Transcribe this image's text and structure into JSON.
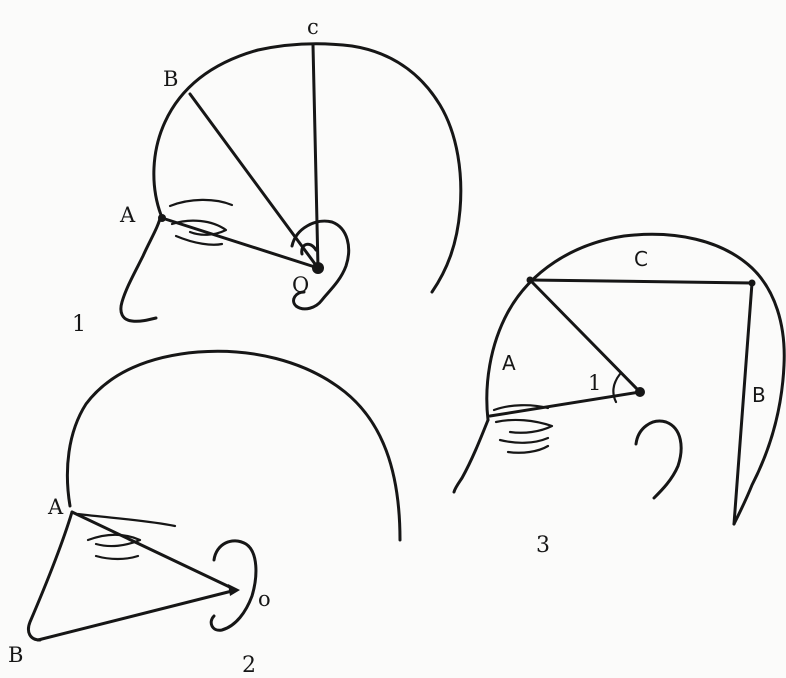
{
  "figures": [
    {
      "number": "1",
      "points": {
        "A": "A",
        "B": "B",
        "C": "c",
        "O": "O"
      }
    },
    {
      "number": "2",
      "points": {
        "A": "A",
        "B": "B",
        "O": "o"
      }
    },
    {
      "number": "3",
      "points": {
        "A": "A",
        "B": "B",
        "C": "C"
      },
      "angle_label": "1"
    }
  ]
}
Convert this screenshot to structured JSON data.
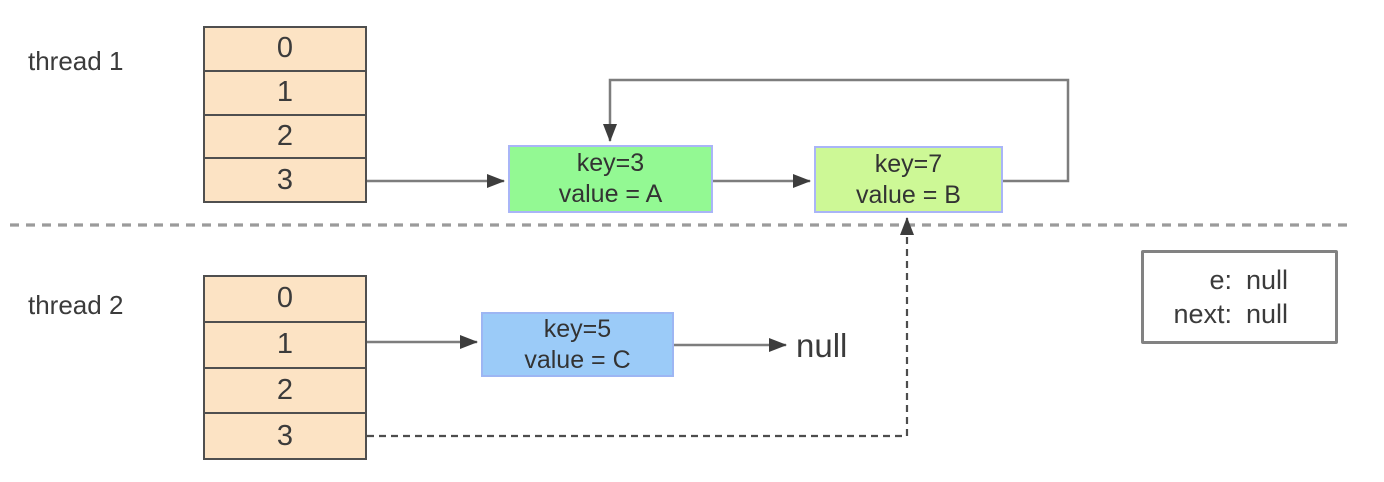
{
  "threads": [
    {
      "label": "thread 1",
      "buckets": [
        "0",
        "1",
        "2",
        "3"
      ]
    },
    {
      "label": "thread 2",
      "buckets": [
        "0",
        "1",
        "2",
        "3"
      ]
    }
  ],
  "nodes": {
    "key3": {
      "key": "key=3",
      "value": "value = A",
      "fill": "#93f993",
      "border": "#a9b5f7"
    },
    "key7": {
      "key": "key=7",
      "value": "value = B",
      "fill": "#cdf896",
      "border": "#a9b5f7"
    },
    "key5": {
      "key": "key=5",
      "value": "value = C",
      "fill": "#9bcbf8",
      "border": "#9db6f3"
    }
  },
  "null_label": "null",
  "state_box": {
    "e_label": "e:",
    "e_value": "null",
    "next_label": "next:",
    "next_value": "null"
  },
  "colors": {
    "bucket_fill": "#fce3c4",
    "bucket_border": "#4f4f4f",
    "solid_line": "#7d7d7d",
    "divider_dash": "#9b9b9b",
    "dashed_arrow": "#4d4d4d",
    "arrowhead": "#3d3d3d",
    "text": "#3b3b3b"
  }
}
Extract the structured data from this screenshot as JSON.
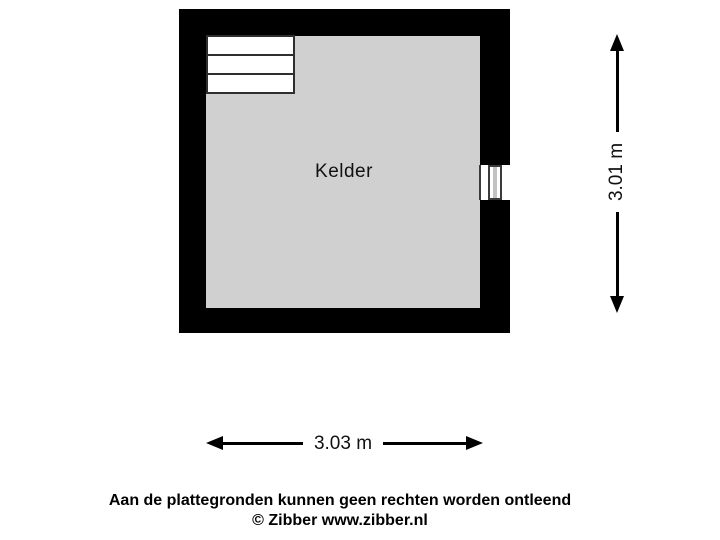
{
  "room": {
    "label": "Kelder"
  },
  "dimensions": {
    "width_label": "3.03 m",
    "height_label": "3.01 m"
  },
  "footer": {
    "disclaimer": "Aan de plattegronden kunnen geen rechten worden ontleend",
    "copyright": "© Zibber www.zibber.nl"
  },
  "elements": {
    "stairs_steps": 3
  },
  "colors": {
    "wall": "#000000",
    "floor": "#d0d0d0",
    "stair_border": "#2e2e2e",
    "window_frame": "#3a3a3a",
    "glass": "#c2c2c2",
    "arrow": "#000000",
    "text": "#111111",
    "bg": "#ffffff"
  }
}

________________

Exactly the lines from the one with "Extract the structured" through the end of the listing above are to be repeated, with no pictures.

FINISHED TASK
Extract the structured data from this screenshot as JSON.
{
  "room": {
    "label": "Kelder"
  },
  "dimensions": {
    "width_label": "3.03 m",
    "height_label": "3.01 m"
  },
  "footer": {
    "disclaimer": "Aan de plattegronden kunnen geen rechten worden ontleend",
    "copyright": "© Zibber www.zibber.nl"
  },
  "elements": {
    "stairs_steps": 3
  },
  "colors": {
    "wall": "#000000",
    "floor": "#d0d0d0",
    "stair_border": "#2e2e2e",
    "window_frame": "#3a3a3a",
    "glass": "#c2c2c2",
    "arrow": "#000000",
    "text": "#111111",
    "bg": "#ffffff"
  }
}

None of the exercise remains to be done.